Figure record listings:
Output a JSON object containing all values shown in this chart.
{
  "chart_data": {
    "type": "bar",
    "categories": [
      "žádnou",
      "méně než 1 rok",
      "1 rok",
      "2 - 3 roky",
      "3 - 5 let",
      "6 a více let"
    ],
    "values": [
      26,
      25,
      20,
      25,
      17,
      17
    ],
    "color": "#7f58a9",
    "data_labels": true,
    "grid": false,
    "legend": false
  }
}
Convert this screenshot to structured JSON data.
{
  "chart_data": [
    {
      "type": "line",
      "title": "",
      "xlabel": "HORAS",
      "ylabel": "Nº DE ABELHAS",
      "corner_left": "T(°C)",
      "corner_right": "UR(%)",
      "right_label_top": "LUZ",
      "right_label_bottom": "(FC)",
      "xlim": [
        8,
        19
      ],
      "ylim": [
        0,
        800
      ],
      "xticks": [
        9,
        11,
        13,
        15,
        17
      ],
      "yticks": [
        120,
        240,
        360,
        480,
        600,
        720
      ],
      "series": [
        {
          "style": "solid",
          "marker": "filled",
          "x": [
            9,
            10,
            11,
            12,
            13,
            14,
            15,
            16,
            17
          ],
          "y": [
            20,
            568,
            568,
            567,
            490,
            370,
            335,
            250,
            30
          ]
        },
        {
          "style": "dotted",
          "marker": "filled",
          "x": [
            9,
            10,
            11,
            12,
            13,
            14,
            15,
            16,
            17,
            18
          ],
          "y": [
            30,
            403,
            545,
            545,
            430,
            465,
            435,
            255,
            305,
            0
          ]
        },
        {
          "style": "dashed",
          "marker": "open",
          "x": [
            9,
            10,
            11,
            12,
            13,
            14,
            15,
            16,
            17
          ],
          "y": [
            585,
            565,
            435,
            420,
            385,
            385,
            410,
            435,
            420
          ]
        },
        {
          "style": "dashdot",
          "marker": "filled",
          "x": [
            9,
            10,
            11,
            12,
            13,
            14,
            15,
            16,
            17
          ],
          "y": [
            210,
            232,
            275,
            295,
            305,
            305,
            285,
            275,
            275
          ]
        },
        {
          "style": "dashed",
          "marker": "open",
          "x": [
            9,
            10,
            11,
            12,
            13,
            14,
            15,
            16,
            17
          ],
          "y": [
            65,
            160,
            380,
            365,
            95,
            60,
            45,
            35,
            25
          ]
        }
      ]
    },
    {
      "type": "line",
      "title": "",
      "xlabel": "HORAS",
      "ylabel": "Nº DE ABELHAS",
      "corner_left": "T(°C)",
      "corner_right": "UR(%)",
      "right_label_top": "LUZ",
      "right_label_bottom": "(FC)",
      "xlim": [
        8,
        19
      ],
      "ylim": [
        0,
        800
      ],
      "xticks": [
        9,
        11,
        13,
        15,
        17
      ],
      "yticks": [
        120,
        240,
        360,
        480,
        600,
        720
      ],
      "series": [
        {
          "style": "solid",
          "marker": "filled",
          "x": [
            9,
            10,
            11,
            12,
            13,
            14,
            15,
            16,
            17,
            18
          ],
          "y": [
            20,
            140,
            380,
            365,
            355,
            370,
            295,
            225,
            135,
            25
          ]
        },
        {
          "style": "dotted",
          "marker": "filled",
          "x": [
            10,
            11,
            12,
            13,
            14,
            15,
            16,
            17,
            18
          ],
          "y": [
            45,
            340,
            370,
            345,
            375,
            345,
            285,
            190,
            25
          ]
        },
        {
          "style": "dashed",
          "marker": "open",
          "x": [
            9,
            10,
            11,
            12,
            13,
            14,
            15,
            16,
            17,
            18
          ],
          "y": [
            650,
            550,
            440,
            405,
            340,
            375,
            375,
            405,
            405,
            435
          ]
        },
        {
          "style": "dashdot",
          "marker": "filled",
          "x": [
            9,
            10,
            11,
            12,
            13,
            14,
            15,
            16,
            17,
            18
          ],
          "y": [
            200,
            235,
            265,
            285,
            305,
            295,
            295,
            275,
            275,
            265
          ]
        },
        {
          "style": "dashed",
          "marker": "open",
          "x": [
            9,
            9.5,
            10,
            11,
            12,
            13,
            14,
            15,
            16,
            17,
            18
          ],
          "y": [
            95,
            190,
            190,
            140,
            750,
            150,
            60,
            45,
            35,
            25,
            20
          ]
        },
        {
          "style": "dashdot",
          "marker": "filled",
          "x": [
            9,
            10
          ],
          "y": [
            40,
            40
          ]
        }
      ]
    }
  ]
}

Problem details: Gather each line of the listing containing the word "this" and show it.

The solution:
Output a JSON object containing all values shown in this chart.
Convert this screenshot to structured JSON data.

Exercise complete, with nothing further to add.